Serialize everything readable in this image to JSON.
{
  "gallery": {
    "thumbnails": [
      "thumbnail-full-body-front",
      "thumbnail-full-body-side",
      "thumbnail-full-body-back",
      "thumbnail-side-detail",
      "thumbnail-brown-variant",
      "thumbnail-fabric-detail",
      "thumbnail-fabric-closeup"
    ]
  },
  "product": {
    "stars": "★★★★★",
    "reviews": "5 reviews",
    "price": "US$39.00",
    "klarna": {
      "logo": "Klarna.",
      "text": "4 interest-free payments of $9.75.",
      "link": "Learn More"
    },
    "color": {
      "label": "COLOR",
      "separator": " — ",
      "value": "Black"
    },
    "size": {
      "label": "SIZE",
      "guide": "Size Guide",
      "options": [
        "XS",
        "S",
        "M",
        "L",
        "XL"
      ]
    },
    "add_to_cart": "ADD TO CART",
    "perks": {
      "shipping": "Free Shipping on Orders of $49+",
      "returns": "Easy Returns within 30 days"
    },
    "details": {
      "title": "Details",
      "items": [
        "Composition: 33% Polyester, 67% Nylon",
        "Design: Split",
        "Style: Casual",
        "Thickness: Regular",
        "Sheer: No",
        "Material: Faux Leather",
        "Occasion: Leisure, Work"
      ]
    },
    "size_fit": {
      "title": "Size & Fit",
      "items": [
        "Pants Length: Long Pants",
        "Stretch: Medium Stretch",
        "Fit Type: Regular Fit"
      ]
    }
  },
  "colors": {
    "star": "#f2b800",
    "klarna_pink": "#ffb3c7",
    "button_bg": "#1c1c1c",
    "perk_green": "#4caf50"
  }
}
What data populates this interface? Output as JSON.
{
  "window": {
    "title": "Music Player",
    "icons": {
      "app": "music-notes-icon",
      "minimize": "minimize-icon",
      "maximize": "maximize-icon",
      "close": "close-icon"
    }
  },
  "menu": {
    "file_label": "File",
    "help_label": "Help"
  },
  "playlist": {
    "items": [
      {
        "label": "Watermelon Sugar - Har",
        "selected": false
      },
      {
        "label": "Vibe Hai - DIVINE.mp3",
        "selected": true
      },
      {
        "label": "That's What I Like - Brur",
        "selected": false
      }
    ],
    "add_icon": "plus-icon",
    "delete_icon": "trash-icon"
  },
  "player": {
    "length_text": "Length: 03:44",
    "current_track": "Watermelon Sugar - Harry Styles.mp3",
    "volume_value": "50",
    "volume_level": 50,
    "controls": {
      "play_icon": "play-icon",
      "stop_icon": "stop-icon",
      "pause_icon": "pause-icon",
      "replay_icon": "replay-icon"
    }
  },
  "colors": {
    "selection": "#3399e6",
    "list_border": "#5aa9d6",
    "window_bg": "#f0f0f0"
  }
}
:::
• **Task requirements**
Of all the lines in the data above, state how many include "Regular". Say only the number.

• **Solution to this task**
2